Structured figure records

:::

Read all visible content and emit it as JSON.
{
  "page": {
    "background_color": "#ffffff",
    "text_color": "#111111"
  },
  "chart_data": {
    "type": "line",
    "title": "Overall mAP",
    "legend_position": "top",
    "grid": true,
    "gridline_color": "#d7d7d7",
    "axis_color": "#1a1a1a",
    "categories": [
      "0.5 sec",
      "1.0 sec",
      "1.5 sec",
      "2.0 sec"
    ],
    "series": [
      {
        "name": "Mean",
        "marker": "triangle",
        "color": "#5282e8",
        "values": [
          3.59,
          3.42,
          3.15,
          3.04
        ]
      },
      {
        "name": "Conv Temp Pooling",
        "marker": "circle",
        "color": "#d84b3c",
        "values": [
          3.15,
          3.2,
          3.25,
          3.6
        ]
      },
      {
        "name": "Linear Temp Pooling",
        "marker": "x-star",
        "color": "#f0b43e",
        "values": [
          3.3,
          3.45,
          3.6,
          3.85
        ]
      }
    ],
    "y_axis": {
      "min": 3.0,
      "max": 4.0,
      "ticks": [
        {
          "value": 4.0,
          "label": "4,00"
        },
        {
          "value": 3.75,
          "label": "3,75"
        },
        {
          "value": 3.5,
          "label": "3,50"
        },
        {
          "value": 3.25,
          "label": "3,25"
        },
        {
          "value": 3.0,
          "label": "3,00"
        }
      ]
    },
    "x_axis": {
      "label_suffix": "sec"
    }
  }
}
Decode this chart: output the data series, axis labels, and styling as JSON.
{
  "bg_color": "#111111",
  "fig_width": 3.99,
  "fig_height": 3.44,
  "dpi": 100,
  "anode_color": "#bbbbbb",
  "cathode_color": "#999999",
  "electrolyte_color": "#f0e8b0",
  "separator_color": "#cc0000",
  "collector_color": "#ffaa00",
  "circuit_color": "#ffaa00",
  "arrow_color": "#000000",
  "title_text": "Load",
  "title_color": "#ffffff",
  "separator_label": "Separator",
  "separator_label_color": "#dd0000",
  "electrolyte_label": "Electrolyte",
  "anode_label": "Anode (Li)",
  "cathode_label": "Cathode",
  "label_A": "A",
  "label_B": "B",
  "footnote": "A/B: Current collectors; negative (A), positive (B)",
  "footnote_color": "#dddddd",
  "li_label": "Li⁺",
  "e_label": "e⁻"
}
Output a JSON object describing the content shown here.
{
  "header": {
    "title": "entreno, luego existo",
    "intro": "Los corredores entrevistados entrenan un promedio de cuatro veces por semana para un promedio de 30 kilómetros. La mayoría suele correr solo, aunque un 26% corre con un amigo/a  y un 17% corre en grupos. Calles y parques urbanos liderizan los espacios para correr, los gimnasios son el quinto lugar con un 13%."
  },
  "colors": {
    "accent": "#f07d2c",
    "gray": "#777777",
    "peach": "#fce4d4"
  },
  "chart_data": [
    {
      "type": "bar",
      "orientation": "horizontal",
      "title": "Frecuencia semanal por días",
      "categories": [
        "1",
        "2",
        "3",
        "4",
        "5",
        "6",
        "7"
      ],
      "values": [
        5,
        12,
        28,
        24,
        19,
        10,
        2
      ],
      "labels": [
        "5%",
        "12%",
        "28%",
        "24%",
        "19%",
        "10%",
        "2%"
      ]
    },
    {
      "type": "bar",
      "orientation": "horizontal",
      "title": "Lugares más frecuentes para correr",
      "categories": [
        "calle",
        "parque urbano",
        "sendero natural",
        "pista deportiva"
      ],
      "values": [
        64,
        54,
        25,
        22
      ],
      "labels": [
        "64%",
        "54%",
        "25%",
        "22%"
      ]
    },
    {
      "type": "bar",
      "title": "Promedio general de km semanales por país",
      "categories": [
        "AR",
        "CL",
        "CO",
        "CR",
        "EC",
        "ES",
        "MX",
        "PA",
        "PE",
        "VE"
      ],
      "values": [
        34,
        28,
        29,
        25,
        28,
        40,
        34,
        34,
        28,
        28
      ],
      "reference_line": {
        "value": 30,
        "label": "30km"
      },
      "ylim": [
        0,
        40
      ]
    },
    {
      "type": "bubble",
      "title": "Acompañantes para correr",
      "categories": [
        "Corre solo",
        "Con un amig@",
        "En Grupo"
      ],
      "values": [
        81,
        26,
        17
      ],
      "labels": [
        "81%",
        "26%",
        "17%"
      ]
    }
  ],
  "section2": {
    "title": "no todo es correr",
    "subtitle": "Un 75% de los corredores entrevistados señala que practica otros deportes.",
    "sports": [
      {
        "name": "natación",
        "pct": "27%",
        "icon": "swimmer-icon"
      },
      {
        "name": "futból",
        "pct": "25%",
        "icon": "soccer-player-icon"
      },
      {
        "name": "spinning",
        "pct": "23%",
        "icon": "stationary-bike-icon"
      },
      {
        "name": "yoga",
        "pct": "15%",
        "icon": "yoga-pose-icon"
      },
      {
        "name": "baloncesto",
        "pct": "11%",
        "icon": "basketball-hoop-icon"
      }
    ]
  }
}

:::

# TASK TO COMPLETE
Exactly as shown above, return every record.

# SOLUTION FOR THIS TASK
Read all visible content and emit it as JSON.
{
  "page": {
    "background_color": "#ffffff",
    "text_color": "#111111"
  },
  "chart_data": {
    "type": "line",
    "title": "Overall mAP",
    "legend_position": "top",
    "grid": true,
    "gridline_color": "#d7d7d7",
    "axis_color": "#1a1a1a",
    "categories": [
      "0.5 sec",
      "1.0 sec",
      "1.5 sec",
      "2.0 sec"
    ],
    "series": [
      {
        "name": "Mean",
        "marker": "triangle",
        "color": "#5282e8",
        "values": [
          3.59,
          3.42,
          3.15,
          3.04
        ]
      },
      {
        "name": "Conv Temp Pooling",
        "marker": "circle",
        "color": "#d84b3c",
        "values": [
          3.15,
          3.2,
          3.25,
          3.6
        ]
      },
      {
        "name": "Linear Temp Pooling",
        "marker": "x-star",
        "color": "#f0b43e",
        "values": [
          3.3,
          3.45,
          3.6,
          3.85
        ]
      }
    ],
    "y_axis": {
      "min": 3.0,
      "max": 4.0,
      "ticks": [
        {
          "value": 4.0,
          "label": "4,00"
        },
        {
          "value": 3.75,
          "label": "3,75"
        },
        {
          "value": 3.5,
          "label": "3,50"
        },
        {
          "value": 3.25,
          "label": "3,25"
        },
        {
          "value": 3.0,
          "label": "3,00"
        }
      ]
    },
    "x_axis": {
      "label_suffix": "sec"
    }
  }
}
Decode this chart: output the data series, axis labels, and styling as JSON.
{
  "bg_color": "#111111",
  "fig_width": 3.99,
  "fig_height": 3.44,
  "dpi": 100,
  "anode_color": "#bbbbbb",
  "cathode_color": "#999999",
  "electrolyte_color": "#f0e8b0",
  "separator_color": "#cc0000",
  "collector_color": "#ffaa00",
  "circuit_color": "#ffaa00",
  "arrow_color": "#000000",
  "title_text": "Load",
  "title_color": "#ffffff",
  "separator_label": "Separator",
  "separator_label_color": "#dd0000",
  "electrolyte_label": "Electrolyte",
  "anode_label": "Anode (Li)",
  "cathode_label": "Cathode",
  "label_A": "A",
  "label_B": "B",
  "footnote": "A/B: Current collectors; negative (A), positive (B)",
  "footnote_color": "#dddddd",
  "li_label": "Li⁺",
  "e_label": "e⁻"
}
Output a JSON object describing the content shown here.
{
  "header": {
    "title": "entreno, luego existo",
    "intro": "Los corredores entrevistados entrenan un promedio de cuatro veces por semana para un promedio de 30 kilómetros. La mayoría suele correr solo, aunque un 26% corre con un amigo/a  y un 17% corre en grupos. Calles y parques urbanos liderizan los espacios para correr, los gimnasios son el quinto lugar con un 13%."
  },
  "colors": {
    "accent": "#f07d2c",
    "gray": "#777777",
    "peach": "#fce4d4"
  },
  "chart_data": [
    {
      "type": "bar",
      "orientation": "horizontal",
      "title": "Frecuencia semanal por días",
      "categories": [
        "1",
        "2",
        "3",
        "4",
        "5",
        "6",
        "7"
      ],
      "values": [
        5,
        12,
        28,
        24,
        19,
        10,
        2
      ],
      "labels": [
        "5%",
        "12%",
        "28%",
        "24%",
        "19%",
        "10%",
        "2%"
      ]
    },
    {
      "type": "bar",
      "orientation": "horizontal",
      "title": "Lugares más frecuentes para correr",
      "categories": [
        "calle",
        "parque urbano",
        "sendero natural",
        "pista deportiva"
      ],
      "values": [
        64,
        54,
        25,
        22
      ],
      "labels": [
        "64%",
        "54%",
        "25%",
        "22%"
      ]
    },
    {
      "type": "bar",
      "title": "Promedio general de km semanales por país",
      "categories": [
        "AR",
        "CL",
        "CO",
        "CR",
        "EC",
        "ES",
        "MX",
        "PA",
        "PE",
        "VE"
      ],
      "values": [
        34,
        28,
        29,
        25,
        28,
        40,
        34,
        34,
        28,
        28
      ],
      "reference_line": {
        "value": 30,
        "label": "30km"
      },
      "ylim": [
        0,
        40
      ]
    },
    {
      "type": "bubble",
      "title": "Acompañantes para correr",
      "categories": [
        "Corre solo",
        "Con un amig@",
        "En Grupo"
      ],
      "values": [
        81,
        26,
        17
      ],
      "labels": [
        "81%",
        "26%",
        "17%"
      ]
    }
  ],
  "section2": {
    "title": "no todo es correr",
    "subtitle": "Un 75% de los corredores entrevistados señala que practica otros deportes.",
    "sports": [
      {
        "name": "natación",
        "pct": "27%",
        "icon": "swimmer-icon"
      },
      {
        "name": "futból",
        "pct": "25%",
        "icon": "soccer-player-icon"
      },
      {
        "name": "spinning",
        "pct": "23%",
        "icon": "stationary-bike-icon"
      },
      {
        "name": "yoga",
        "pct": "15%",
        "icon": "yoga-pose-icon"
      },
      {
        "name": "baloncesto",
        "pct": "11%",
        "icon": "basketball-hoop-icon"
      }
    ]
  }
}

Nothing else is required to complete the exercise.